• _WORK TO DO_: For the material that follows, list every line containing the word "hide".

Source data
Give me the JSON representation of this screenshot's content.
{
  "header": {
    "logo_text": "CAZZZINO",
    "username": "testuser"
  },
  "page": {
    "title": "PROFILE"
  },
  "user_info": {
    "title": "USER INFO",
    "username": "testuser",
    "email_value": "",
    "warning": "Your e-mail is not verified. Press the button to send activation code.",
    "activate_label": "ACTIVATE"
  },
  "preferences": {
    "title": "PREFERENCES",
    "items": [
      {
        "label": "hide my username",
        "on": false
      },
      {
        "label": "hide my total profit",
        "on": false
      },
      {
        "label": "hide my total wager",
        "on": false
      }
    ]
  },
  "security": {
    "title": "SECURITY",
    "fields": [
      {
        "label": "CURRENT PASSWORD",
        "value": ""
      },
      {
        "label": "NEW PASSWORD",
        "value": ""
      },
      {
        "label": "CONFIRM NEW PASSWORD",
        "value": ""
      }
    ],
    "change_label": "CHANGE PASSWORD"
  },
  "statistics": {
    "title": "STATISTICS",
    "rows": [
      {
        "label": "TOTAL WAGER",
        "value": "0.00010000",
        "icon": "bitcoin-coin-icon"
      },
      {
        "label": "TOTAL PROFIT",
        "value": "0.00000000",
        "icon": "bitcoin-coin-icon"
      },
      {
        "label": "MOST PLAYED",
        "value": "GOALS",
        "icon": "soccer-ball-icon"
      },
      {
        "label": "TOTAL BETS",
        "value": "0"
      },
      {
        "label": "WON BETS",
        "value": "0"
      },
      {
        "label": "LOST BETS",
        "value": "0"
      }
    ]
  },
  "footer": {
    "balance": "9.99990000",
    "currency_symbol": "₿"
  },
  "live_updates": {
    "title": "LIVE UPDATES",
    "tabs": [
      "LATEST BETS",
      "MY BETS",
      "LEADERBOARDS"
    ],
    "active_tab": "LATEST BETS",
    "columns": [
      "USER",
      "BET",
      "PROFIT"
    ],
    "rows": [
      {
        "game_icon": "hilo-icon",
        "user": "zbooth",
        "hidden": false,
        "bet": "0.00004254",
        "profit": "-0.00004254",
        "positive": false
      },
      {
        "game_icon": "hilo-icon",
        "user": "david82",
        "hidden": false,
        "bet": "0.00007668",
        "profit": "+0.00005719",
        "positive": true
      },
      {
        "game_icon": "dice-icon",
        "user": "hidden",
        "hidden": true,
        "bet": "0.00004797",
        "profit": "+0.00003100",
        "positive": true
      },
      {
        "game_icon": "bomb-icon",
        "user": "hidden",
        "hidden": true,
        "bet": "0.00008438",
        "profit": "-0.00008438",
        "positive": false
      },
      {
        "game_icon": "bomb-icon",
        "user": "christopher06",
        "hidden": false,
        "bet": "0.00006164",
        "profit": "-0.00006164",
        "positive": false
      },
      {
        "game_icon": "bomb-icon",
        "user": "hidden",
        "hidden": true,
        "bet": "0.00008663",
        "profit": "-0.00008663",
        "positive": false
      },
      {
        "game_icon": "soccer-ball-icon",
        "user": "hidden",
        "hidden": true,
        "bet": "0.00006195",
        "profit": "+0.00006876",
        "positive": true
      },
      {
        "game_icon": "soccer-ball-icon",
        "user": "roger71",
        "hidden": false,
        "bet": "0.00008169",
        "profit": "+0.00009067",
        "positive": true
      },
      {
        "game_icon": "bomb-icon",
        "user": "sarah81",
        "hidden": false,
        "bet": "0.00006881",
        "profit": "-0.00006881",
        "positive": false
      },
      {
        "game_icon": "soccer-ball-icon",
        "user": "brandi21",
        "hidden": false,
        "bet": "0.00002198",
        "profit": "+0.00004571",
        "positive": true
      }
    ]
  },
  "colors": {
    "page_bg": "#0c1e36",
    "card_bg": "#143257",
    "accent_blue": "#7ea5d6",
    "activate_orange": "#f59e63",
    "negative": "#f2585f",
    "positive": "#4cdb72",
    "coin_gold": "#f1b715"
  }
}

• _OUTPUT FOR THIS TASK_:
        "label": "hide my username",
        "label": "hide my total profit",
        "label": "hide my total wager",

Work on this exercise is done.